INPUT
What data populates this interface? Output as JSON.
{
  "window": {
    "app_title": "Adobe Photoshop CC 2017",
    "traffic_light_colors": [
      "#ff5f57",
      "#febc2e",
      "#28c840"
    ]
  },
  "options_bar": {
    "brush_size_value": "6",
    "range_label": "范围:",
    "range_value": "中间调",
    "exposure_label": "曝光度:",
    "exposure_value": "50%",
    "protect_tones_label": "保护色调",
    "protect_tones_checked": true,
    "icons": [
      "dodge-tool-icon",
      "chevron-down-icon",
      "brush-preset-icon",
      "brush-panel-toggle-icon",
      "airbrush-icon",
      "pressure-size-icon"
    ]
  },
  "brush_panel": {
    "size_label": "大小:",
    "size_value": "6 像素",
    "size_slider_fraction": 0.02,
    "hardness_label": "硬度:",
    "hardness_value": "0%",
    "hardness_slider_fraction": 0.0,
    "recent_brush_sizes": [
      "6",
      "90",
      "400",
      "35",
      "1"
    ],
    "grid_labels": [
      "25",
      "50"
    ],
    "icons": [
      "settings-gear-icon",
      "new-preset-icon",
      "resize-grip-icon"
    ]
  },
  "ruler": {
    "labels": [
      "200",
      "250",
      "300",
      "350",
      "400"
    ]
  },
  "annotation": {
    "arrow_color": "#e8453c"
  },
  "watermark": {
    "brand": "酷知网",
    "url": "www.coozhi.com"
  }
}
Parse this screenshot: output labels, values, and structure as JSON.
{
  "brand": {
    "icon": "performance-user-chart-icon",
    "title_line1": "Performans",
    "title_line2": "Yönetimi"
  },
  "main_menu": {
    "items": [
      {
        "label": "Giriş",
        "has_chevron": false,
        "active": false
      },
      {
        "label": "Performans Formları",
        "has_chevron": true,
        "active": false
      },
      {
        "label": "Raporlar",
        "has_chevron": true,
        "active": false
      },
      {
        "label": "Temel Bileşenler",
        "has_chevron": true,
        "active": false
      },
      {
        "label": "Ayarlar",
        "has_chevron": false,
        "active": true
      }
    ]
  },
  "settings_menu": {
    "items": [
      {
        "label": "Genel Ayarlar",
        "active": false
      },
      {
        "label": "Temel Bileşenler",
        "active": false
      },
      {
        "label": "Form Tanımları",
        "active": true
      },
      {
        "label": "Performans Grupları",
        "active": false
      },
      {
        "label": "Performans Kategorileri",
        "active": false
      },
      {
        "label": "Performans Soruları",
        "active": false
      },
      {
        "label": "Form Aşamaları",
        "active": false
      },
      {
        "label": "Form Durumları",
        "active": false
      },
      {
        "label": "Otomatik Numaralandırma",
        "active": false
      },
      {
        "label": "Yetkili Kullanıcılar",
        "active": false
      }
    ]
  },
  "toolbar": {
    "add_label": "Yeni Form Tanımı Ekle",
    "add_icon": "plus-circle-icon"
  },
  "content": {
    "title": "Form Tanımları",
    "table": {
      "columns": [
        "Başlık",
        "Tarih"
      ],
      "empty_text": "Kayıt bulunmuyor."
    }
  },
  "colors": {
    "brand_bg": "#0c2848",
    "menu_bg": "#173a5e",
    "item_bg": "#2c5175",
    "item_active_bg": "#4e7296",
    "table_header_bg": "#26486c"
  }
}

AIM
Search the data for the string "JSON" and copy each line where it appears.

ANSWER TO THE PROBLEM
What data populates this interface? Output as JSON.
Parse this screenshot: output labels, values, and structure as JSON.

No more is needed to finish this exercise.